RECORDED DATA
━━━
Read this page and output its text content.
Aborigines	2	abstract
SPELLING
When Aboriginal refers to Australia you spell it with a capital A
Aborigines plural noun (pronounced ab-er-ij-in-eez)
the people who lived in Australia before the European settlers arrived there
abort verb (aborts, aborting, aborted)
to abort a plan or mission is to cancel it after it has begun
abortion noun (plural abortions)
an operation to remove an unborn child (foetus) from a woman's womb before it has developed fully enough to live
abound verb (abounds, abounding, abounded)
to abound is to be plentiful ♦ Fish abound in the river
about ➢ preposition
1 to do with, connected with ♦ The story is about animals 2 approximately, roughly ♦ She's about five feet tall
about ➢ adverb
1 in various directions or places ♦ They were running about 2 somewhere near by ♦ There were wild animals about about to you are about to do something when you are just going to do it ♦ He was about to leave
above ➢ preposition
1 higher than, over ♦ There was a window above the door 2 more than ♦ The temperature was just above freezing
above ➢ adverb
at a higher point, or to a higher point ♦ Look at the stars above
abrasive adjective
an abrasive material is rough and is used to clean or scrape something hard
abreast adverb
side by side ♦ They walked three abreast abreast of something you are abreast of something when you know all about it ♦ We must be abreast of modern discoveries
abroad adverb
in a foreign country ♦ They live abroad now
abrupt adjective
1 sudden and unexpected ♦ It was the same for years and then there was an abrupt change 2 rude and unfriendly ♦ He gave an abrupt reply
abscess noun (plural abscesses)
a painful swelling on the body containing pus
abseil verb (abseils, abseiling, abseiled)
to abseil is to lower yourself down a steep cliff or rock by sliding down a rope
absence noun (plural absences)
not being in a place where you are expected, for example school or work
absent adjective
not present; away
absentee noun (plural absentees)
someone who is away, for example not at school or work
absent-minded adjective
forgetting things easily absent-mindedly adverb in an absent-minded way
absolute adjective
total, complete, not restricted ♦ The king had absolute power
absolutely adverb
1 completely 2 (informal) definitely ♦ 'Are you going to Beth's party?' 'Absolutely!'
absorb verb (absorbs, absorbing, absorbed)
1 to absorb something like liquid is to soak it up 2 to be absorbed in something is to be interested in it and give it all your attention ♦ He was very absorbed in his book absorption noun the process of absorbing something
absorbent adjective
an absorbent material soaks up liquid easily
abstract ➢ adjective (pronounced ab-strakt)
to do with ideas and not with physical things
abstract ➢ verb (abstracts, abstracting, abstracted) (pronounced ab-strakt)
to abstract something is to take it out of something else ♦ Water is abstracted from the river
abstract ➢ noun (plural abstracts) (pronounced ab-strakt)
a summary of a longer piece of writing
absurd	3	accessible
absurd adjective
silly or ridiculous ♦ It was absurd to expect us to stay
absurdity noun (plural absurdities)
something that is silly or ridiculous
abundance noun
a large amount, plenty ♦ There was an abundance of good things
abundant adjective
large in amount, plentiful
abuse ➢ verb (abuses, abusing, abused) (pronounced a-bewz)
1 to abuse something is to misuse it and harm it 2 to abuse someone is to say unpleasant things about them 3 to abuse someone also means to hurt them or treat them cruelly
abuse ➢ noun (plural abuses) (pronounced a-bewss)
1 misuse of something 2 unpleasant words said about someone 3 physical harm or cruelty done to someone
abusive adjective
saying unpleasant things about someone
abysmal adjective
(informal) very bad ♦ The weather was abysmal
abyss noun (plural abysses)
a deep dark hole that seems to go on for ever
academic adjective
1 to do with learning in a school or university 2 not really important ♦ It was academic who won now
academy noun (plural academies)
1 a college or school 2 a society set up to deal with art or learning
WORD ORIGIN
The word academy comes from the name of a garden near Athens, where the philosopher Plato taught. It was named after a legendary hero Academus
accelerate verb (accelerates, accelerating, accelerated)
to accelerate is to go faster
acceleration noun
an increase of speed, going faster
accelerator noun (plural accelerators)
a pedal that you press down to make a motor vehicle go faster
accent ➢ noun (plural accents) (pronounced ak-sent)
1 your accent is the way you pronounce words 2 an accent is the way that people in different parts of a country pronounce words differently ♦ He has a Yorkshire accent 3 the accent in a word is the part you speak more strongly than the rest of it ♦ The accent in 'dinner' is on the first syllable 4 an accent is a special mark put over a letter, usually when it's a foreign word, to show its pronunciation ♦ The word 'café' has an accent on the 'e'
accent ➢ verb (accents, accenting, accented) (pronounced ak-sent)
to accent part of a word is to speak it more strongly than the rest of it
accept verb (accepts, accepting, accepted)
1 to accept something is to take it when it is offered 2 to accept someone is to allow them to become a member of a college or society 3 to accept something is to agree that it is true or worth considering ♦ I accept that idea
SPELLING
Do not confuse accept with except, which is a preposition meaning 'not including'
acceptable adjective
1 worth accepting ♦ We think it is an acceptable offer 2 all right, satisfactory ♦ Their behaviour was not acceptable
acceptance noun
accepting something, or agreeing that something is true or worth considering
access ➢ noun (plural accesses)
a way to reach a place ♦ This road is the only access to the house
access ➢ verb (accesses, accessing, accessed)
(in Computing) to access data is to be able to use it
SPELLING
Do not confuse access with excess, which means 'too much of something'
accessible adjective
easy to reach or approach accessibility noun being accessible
━━━
WHAT TO WORK ON
Check every line of the listing for the string "absorbing" and report how many lines have it, as a number alone.

OUTPUT BELOW
2